Items listed in a dataset =
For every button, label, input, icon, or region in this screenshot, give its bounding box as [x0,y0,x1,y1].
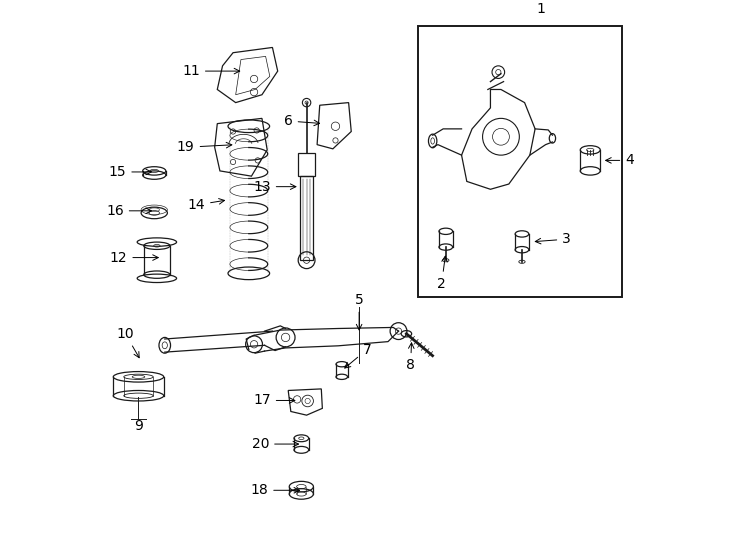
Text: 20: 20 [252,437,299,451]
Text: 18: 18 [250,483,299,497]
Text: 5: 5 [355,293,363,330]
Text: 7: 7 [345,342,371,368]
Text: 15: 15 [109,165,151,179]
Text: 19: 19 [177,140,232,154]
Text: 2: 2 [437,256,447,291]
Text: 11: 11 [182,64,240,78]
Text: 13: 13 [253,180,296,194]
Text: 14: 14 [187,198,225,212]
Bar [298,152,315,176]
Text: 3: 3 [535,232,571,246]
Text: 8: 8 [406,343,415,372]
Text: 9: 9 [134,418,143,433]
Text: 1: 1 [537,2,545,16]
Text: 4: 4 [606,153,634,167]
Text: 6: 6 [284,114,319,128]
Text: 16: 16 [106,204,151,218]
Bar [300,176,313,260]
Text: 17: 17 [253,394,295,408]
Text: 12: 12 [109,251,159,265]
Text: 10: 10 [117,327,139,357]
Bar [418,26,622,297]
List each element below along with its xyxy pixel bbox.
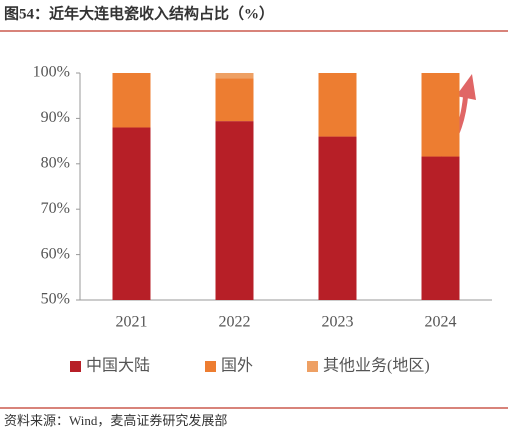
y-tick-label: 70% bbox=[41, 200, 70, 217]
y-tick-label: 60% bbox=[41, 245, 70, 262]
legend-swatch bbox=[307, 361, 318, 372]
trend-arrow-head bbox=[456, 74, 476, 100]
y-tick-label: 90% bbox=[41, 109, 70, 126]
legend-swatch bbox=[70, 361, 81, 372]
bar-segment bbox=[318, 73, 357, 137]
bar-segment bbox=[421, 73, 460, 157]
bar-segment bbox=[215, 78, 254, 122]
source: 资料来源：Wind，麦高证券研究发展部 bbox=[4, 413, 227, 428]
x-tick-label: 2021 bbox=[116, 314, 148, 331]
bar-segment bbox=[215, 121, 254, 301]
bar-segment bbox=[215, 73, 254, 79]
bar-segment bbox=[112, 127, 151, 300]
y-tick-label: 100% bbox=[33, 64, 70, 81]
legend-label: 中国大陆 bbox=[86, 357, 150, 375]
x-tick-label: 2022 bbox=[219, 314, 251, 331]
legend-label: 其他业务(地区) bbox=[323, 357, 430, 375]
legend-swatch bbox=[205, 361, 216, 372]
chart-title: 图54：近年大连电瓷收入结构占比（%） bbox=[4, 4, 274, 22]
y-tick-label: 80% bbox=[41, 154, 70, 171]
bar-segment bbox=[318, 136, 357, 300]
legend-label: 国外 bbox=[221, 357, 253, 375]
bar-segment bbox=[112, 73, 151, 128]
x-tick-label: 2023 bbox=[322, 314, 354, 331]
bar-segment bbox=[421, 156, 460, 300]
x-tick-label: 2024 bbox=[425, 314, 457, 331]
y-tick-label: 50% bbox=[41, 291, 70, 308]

WORK REQUIRED = Retype the lines of the records above, starting with the line that contains "y-tick-label: 70% bbox=[41, 200, 70, 217]" and going on through the line that contains "x-tick-label: 2022 bbox=[219, 314, 251, 331]", copying each one exactly.

COMPLETE RESPONSE =
y-tick-label: 70% bbox=[41, 200, 70, 217]
y-tick-label: 60% bbox=[41, 245, 70, 262]
legend-swatch bbox=[307, 361, 318, 372]
trend-arrow-head bbox=[456, 74, 476, 100]
y-tick-label: 90% bbox=[41, 109, 70, 126]
legend-swatch bbox=[70, 361, 81, 372]
bar-segment bbox=[318, 73, 357, 137]
bar-segment bbox=[421, 73, 460, 157]
bar-segment bbox=[215, 78, 254, 122]
source: 资料来源：Wind，麦高证券研究发展部 bbox=[4, 413, 227, 428]
x-tick-label: 2021 bbox=[116, 314, 148, 331]
bar-segment bbox=[215, 121, 254, 301]
bar-segment bbox=[215, 73, 254, 79]
bar-segment bbox=[112, 127, 151, 300]
y-tick-label: 100% bbox=[33, 64, 70, 81]
legend-label: 中国大陆 bbox=[86, 357, 150, 375]
x-tick-label: 2022 bbox=[219, 314, 251, 331]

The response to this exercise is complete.